__Given problem__.
Indicate only the number of lines in the listing below in which the word "hakemusta" appears.

* start Listed records *

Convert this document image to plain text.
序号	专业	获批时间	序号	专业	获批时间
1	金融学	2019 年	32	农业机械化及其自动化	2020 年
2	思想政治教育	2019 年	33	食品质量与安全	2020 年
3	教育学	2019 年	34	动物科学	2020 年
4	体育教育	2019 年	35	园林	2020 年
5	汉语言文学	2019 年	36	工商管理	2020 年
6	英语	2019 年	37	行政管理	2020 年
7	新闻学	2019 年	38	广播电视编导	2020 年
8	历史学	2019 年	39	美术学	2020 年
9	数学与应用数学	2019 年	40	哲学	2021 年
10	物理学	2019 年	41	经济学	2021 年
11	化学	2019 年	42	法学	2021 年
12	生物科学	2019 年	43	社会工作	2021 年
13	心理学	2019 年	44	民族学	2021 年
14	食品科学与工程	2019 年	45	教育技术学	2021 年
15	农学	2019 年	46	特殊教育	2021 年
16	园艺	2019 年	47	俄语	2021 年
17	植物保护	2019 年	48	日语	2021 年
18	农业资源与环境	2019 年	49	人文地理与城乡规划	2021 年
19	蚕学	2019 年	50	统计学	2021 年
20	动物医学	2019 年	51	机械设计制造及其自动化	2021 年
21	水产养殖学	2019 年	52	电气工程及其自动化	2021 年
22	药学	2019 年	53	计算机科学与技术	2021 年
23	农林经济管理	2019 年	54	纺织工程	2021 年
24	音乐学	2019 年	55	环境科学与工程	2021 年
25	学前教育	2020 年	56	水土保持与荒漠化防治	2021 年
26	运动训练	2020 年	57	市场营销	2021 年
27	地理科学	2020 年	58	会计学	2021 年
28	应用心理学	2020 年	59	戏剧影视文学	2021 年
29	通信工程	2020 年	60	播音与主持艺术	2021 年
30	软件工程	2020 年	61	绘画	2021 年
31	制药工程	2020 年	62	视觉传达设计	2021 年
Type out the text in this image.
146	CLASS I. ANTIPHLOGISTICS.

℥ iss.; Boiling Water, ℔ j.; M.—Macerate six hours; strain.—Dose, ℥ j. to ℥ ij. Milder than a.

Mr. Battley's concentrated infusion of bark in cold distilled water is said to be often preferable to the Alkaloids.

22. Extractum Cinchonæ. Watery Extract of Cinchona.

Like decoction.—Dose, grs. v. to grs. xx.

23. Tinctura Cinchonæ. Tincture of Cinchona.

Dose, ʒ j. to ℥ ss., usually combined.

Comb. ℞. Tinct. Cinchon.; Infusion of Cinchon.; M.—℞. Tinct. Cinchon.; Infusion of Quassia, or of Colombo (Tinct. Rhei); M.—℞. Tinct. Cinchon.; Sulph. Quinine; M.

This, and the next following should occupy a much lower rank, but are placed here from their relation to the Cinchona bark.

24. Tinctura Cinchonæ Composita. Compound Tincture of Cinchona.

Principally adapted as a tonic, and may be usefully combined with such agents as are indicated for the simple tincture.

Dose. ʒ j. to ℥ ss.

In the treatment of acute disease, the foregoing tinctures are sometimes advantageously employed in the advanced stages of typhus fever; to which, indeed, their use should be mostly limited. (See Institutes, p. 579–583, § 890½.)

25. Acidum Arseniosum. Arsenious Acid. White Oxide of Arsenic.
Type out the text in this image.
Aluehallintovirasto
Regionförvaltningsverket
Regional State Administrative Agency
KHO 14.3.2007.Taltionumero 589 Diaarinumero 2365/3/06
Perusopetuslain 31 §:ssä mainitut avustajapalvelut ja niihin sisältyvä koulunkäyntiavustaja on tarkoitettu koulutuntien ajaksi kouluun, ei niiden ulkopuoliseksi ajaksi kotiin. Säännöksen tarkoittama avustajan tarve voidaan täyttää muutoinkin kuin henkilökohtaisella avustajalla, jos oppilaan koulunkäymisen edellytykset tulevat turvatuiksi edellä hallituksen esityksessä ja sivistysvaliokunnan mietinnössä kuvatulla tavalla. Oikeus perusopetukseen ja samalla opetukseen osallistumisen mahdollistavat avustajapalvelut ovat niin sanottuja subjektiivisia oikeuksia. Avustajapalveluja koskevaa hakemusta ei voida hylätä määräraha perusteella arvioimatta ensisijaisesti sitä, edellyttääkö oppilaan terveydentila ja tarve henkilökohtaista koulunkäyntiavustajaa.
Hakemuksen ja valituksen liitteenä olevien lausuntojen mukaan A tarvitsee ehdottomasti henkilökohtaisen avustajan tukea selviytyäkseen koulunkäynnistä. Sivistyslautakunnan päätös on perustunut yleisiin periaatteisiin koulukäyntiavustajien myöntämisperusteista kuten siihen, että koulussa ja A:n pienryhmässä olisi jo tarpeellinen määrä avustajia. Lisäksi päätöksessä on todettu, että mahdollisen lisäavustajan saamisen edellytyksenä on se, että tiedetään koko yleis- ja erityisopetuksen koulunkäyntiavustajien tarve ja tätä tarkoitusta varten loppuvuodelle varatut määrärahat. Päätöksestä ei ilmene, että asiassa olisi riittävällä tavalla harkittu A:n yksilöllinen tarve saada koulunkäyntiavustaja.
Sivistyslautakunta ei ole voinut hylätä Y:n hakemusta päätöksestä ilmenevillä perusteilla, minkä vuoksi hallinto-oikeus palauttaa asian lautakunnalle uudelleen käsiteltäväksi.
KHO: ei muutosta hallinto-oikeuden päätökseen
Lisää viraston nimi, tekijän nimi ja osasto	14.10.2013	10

* end Listed records *

__Solved exercise__.
2